=== Exercise ===
Each entry below is to be given again word for word, with no pictures.

=== Stored rows ===

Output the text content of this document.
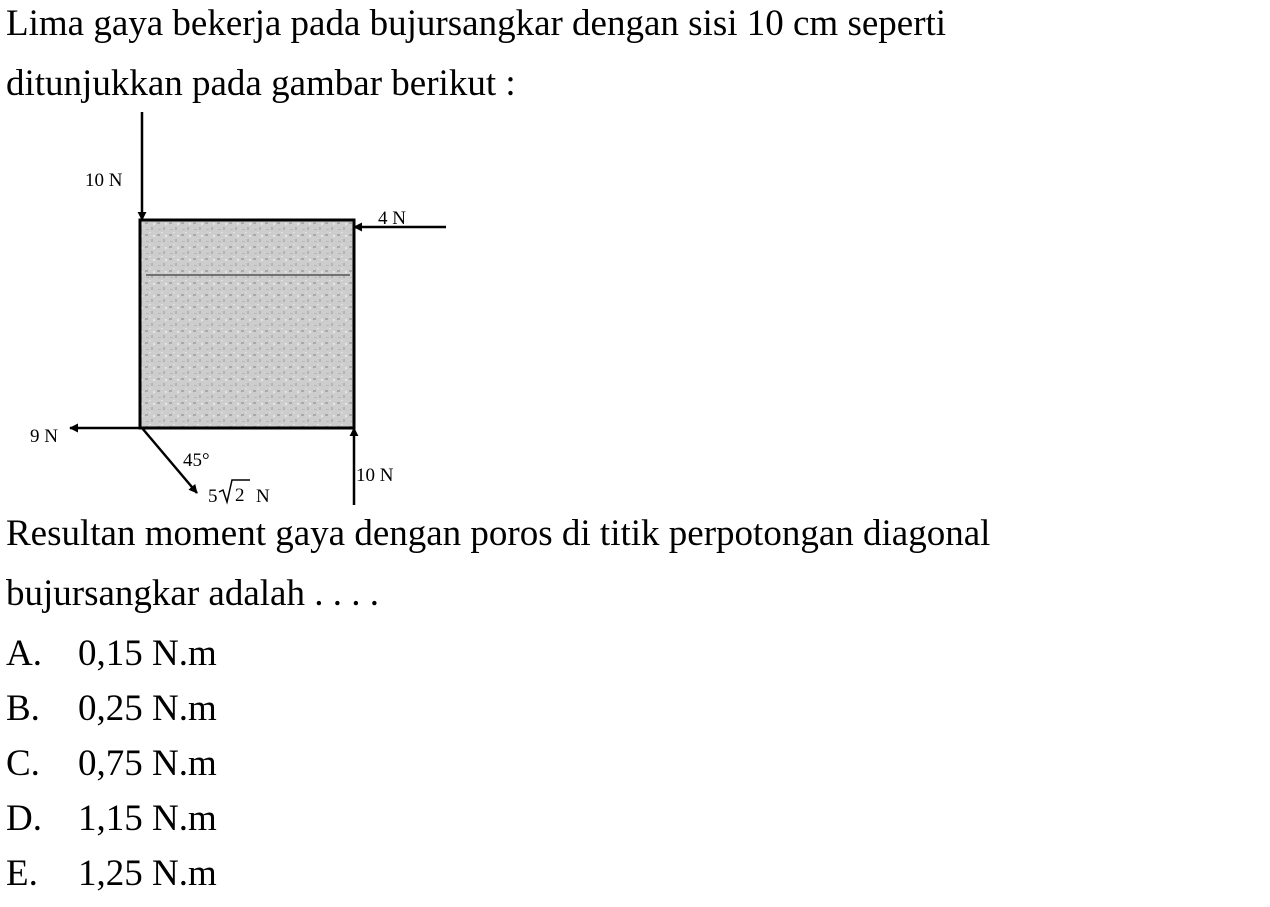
Lima gaya bekerja pada bujursangkar dengan sisi 10 cm seperti
ditunjukkan pada gambar berikut :
10 N
4 N
9 N
45°
10 N
5 2 N
Resultan moment gaya dengan poros di titik perpotongan diagonal
bujursangkar adalah . . . .
A. 0,15 N.m
B. 0,25 N.m
C. 0,75 N.m
D. 1,15 N.m
E. 1,25 N.m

=== Solution to the problem ===
Output the text content of this document.
Lima gaya bekerja pada bujursangkar dengan sisi 10 cm seperti
ditunjukkan pada gambar berikut :
10 N
4 N
9 N
45°
10 N
5 2 N
Resultan moment gaya dengan poros di titik perpotongan diagonal
bujursangkar adalah . . . .
A. 0,15 N.m
B. 0,25 N.m
C. 0,75 N.m
D. 1,15 N.m
E. 1,25 N.m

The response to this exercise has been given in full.